### AIM:
Find the lines that hold "PROFIL". Report only how many there are.

### PROVIDED INFORMATION:
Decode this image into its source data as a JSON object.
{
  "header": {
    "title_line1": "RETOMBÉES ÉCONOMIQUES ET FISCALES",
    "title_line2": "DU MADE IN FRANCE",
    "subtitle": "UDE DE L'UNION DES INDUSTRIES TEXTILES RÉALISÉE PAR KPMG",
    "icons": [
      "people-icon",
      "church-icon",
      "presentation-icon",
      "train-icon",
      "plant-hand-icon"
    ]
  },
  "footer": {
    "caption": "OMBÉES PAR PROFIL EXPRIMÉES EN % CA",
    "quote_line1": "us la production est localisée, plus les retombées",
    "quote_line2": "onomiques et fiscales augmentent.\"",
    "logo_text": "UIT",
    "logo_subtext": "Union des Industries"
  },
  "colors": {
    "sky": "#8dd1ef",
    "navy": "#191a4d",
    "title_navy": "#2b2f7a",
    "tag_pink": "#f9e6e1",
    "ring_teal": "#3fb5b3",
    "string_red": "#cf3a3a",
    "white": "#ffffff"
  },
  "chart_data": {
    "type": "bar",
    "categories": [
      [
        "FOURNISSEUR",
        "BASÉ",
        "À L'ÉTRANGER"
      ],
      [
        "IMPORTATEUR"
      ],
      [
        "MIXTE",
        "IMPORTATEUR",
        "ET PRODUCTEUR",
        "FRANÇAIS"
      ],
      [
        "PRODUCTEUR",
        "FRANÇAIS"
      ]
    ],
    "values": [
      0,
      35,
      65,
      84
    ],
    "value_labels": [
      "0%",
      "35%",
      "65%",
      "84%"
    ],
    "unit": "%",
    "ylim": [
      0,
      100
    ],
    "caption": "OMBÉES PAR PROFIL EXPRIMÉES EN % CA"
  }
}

### RESPONSE TO THIS EXERCISE:
2